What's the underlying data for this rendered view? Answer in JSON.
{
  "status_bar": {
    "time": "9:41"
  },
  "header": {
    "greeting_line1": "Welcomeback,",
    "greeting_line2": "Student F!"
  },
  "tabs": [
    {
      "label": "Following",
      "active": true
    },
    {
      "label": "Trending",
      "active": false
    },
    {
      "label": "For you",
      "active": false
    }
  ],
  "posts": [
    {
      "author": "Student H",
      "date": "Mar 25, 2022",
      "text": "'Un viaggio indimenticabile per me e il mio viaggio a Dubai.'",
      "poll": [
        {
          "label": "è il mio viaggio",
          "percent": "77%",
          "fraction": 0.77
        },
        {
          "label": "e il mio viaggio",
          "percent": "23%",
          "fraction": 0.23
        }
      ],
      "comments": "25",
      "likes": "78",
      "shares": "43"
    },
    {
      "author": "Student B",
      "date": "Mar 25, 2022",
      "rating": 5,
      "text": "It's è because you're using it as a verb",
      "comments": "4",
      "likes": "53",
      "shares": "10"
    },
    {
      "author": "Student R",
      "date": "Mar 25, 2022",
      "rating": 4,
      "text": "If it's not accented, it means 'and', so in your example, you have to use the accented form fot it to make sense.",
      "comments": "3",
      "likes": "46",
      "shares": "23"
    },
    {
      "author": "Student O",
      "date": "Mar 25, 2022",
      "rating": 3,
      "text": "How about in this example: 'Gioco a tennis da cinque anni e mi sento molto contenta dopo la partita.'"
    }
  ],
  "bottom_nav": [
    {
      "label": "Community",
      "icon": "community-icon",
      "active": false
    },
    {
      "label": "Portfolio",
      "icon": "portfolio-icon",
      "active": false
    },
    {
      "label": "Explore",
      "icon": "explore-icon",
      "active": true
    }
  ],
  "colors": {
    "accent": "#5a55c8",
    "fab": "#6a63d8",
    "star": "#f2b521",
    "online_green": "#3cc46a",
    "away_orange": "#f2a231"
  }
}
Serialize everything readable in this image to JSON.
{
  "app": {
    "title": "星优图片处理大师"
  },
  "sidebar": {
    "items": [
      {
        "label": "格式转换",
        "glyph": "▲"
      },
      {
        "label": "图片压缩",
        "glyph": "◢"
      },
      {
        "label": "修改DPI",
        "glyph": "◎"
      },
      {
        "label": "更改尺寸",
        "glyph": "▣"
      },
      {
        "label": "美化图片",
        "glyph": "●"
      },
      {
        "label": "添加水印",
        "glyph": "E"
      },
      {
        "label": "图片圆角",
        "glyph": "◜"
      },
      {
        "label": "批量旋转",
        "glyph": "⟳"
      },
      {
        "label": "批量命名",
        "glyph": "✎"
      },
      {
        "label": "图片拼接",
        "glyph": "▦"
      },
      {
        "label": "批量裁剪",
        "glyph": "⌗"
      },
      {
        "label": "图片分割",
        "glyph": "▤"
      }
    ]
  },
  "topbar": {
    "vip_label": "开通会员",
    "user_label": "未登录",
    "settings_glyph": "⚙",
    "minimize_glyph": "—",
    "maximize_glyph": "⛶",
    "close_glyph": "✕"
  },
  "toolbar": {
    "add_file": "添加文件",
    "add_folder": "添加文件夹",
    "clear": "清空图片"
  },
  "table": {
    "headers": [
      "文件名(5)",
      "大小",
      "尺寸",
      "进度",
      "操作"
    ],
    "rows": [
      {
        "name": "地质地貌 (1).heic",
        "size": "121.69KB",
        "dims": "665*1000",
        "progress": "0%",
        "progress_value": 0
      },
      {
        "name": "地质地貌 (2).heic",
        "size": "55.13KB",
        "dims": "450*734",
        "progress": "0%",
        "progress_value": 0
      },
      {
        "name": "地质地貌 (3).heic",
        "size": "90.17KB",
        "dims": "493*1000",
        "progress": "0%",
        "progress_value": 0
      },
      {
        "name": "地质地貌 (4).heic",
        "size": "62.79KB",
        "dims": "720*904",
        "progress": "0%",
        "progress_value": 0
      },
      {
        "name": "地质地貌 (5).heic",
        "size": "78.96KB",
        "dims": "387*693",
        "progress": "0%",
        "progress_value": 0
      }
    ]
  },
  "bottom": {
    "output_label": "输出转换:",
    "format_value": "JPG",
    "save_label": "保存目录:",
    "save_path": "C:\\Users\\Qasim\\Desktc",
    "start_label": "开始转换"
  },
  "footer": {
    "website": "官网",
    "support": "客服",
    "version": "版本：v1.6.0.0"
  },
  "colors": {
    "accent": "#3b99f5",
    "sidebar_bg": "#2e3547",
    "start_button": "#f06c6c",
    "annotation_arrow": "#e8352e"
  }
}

◇ ◇ ◇

Copy out each line exactly as written.

OUTPUT FOR THIS EXERCISE
What's the underlying data for this rendered view? Answer in JSON.
{
  "status_bar": {
    "time": "9:41"
  },
  "header": {
    "greeting_line1": "Welcomeback,",
    "greeting_line2": "Student F!"
  },
  "tabs": [
    {
      "label": "Following",
      "active": true
    },
    {
      "label": "Trending",
      "active": false
    },
    {
      "label": "For you",
      "active": false
    }
  ],
  "posts": [
    {
      "author": "Student H",
      "date": "Mar 25, 2022",
      "text": "'Un viaggio indimenticabile per me e il mio viaggio a Dubai.'",
      "poll": [
        {
          "label": "è il mio viaggio",
          "percent": "77%",
          "fraction": 0.77
        },
        {
          "label": "e il mio viaggio",
          "percent": "23%",
          "fraction": 0.23
        }
      ],
      "comments": "25",
      "likes": "78",
      "shares": "43"
    },
    {
      "author": "Student B",
      "date": "Mar 25, 2022",
      "rating": 5,
      "text": "It's è because you're using it as a verb",
      "comments": "4",
      "likes": "53",
      "shares": "10"
    },
    {
      "author": "Student R",
      "date": "Mar 25, 2022",
      "rating": 4,
      "text": "If it's not accented, it means 'and', so in your example, you have to use the accented form fot it to make sense.",
      "comments": "3",
      "likes": "46",
      "shares": "23"
    },
    {
      "author": "Student O",
      "date": "Mar 25, 2022",
      "rating": 3,
      "text": "How about in this example: 'Gioco a tennis da cinque anni e mi sento molto contenta dopo la partita.'"
    }
  ],
  "bottom_nav": [
    {
      "label": "Community",
      "icon": "community-icon",
      "active": false
    },
    {
      "label": "Portfolio",
      "icon": "portfolio-icon",
      "active": false
    },
    {
      "label": "Explore",
      "icon": "explore-icon",
      "active": true
    }
  ],
  "colors": {
    "accent": "#5a55c8",
    "fab": "#6a63d8",
    "star": "#f2b521",
    "online_green": "#3cc46a",
    "away_orange": "#f2a231"
  }
}
Serialize everything readable in this image to JSON.
{
  "app": {
    "title": "星优图片处理大师"
  },
  "sidebar": {
    "items": [
      {
        "label": "格式转换",
        "glyph": "▲"
      },
      {
        "label": "图片压缩",
        "glyph": "◢"
      },
      {
        "label": "修改DPI",
        "glyph": "◎"
      },
      {
        "label": "更改尺寸",
        "glyph": "▣"
      },
      {
        "label": "美化图片",
        "glyph": "●"
      },
      {
        "label": "添加水印",
        "glyph": "E"
      },
      {
        "label": "图片圆角",
        "glyph": "◜"
      },
      {
        "label": "批量旋转",
        "glyph": "⟳"
      },
      {
        "label": "批量命名",
        "glyph": "✎"
      },
      {
        "label": "图片拼接",
        "glyph": "▦"
      },
      {
        "label": "批量裁剪",
        "glyph": "⌗"
      },
      {
        "label": "图片分割",
        "glyph": "▤"
      }
    ]
  },
  "topbar": {
    "vip_label": "开通会员",
    "user_label": "未登录",
    "settings_glyph": "⚙",
    "minimize_glyph": "—",
    "maximize_glyph": "⛶",
    "close_glyph": "✕"
  },
  "toolbar": {
    "add_file": "添加文件",
    "add_folder": "添加文件夹",
    "clear": "清空图片"
  },
  "table": {
    "headers": [
      "文件名(5)",
      "大小",
      "尺寸",
      "进度",
      "操作"
    ],
    "rows": [
      {
        "name": "地质地貌 (1).heic",
        "size": "121.69KB",
        "dims": "665*1000",
        "progress": "0%",
        "progress_value": 0
      },
      {
        "name": "地质地貌 (2).heic",
        "size": "55.13KB",
        "dims": "450*734",
        "progress": "0%",
        "progress_value": 0
      },
      {
        "name": "地质地貌 (3).heic",
        "size": "90.17KB",
        "dims": "493*1000",
        "progress": "0%",
        "progress_value": 0
      },
      {
        "name": "地质地貌 (4).heic",
        "size": "62.79KB",
        "dims": "720*904",
        "progress": "0%",
        "progress_value": 0
      },
      {
        "name": "地质地貌 (5).heic",
        "size": "78.96KB",
        "dims": "387*693",
        "progress": "0%",
        "progress_value": 0
      }
    ]
  },
  "bottom": {
    "output_label": "输出转换:",
    "format_value": "JPG",
    "save_label": "保存目录:",
    "save_path": "C:\\Users\\Qasim\\Desktc",
    "start_label": "开始转换"
  },
  "footer": {
    "website": "官网",
    "support": "客服",
    "version": "版本：v1.6.0.0"
  },
  "colors": {
    "accent": "#3b99f5",
    "sidebar_bg": "#2e3547",
    "start_button": "#f06c6c",
    "annotation_arrow": "#e8352e"
  }
}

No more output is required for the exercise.